Exercise prompt | Report only how many lines hold the word "title".

[Records contained in a dataset]
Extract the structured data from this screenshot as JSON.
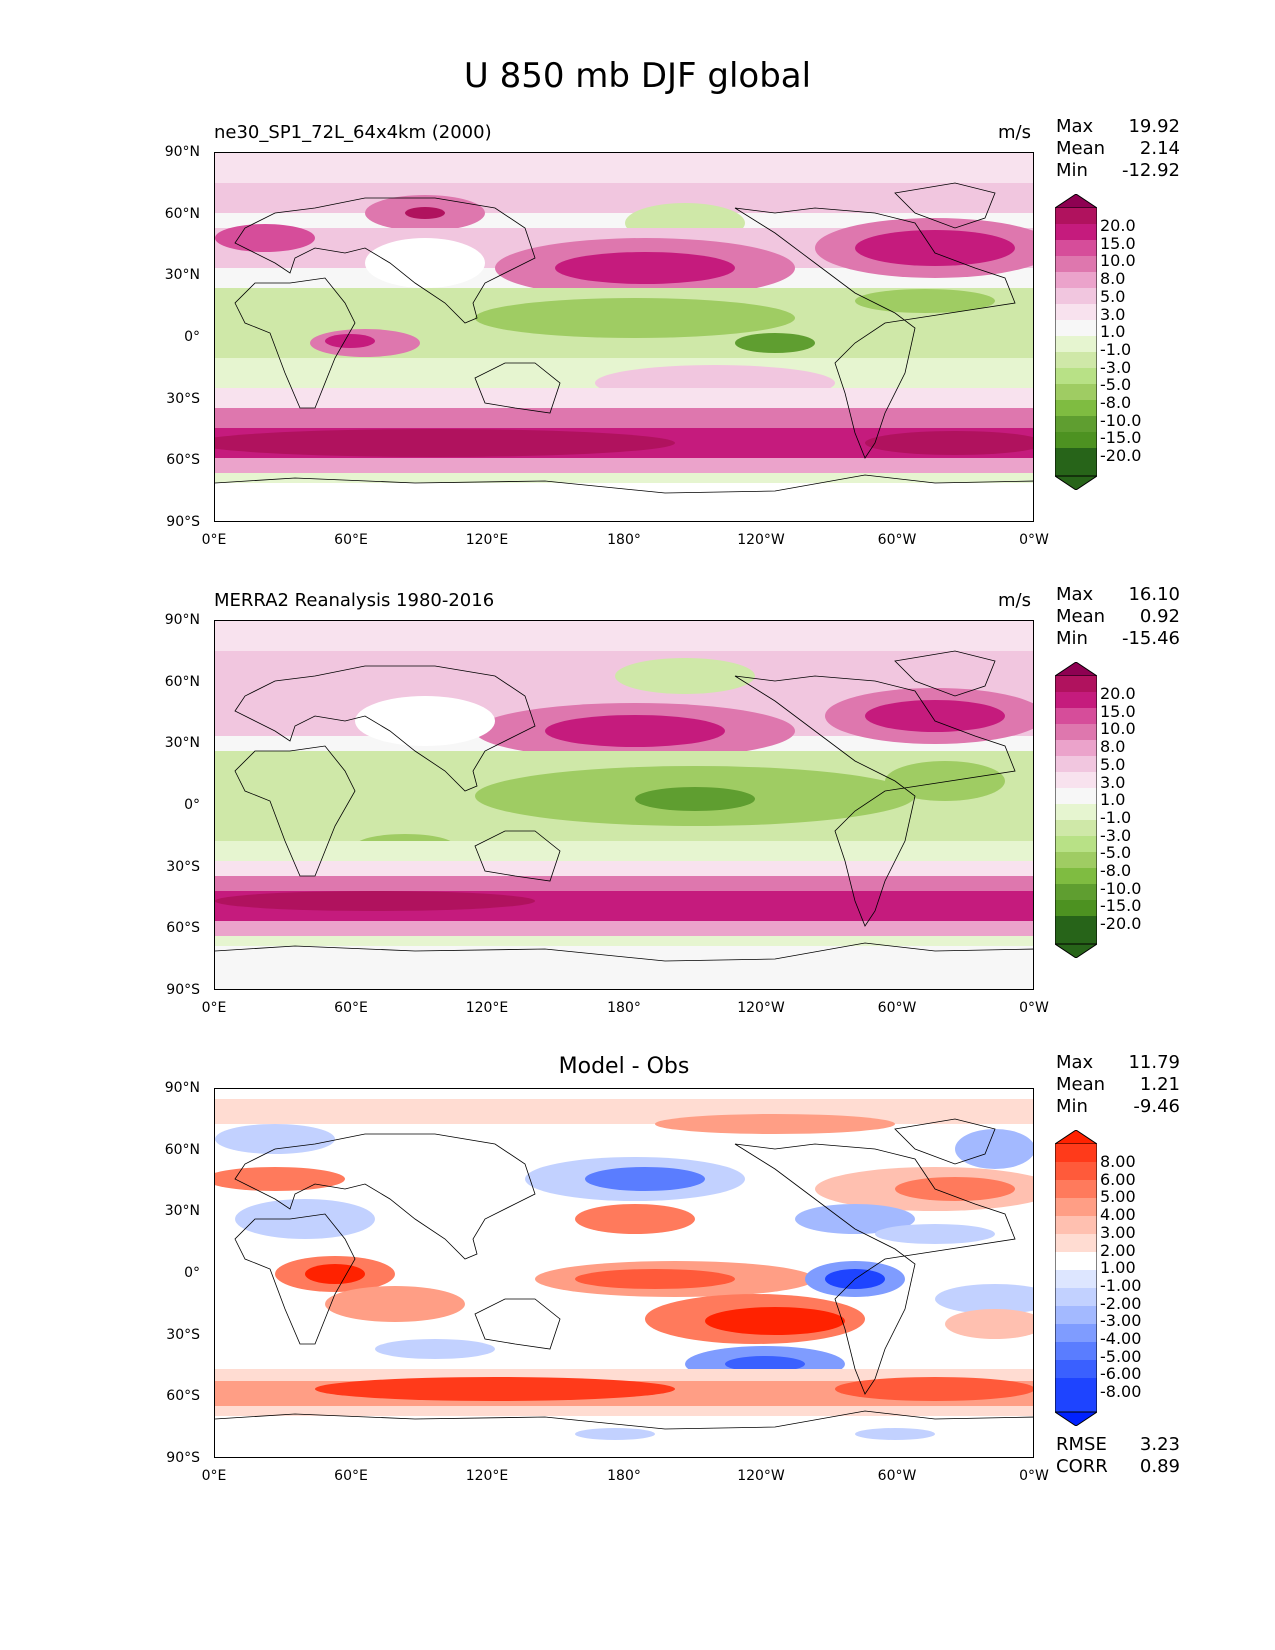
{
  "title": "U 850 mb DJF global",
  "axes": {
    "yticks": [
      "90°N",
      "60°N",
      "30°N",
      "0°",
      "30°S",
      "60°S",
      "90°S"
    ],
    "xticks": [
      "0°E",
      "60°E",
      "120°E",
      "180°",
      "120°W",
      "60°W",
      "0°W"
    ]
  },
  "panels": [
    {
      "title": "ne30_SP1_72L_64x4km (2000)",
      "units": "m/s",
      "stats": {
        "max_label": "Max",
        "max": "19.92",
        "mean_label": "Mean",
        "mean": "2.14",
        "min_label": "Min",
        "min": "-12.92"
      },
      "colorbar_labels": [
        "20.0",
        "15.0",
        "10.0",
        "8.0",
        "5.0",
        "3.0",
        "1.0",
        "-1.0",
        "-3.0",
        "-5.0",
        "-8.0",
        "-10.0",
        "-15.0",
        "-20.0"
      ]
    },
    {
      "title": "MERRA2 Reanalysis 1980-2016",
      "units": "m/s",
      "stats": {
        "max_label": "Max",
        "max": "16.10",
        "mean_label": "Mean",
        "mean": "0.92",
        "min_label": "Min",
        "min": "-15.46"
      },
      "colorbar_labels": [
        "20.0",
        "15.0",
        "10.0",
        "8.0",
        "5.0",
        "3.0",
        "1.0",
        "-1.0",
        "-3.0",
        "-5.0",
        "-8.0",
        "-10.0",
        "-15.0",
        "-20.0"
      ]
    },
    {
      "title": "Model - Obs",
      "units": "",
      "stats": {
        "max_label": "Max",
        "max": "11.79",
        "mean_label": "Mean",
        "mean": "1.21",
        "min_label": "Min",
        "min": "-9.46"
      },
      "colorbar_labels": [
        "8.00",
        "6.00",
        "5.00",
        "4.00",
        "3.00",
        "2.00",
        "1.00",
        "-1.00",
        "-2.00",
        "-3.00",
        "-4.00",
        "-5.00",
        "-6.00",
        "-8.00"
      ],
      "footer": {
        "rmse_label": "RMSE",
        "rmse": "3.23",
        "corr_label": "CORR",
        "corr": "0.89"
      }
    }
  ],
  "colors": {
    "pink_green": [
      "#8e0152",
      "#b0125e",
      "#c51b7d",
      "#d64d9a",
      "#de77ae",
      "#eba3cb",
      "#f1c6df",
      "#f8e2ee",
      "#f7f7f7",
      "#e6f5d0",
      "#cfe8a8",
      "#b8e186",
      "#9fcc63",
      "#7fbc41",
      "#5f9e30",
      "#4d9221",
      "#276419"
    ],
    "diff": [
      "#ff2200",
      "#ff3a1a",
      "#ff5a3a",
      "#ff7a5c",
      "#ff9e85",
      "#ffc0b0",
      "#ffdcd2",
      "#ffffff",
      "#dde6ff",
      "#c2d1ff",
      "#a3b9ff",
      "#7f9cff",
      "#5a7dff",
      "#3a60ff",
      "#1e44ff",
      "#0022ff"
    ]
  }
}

The result | 4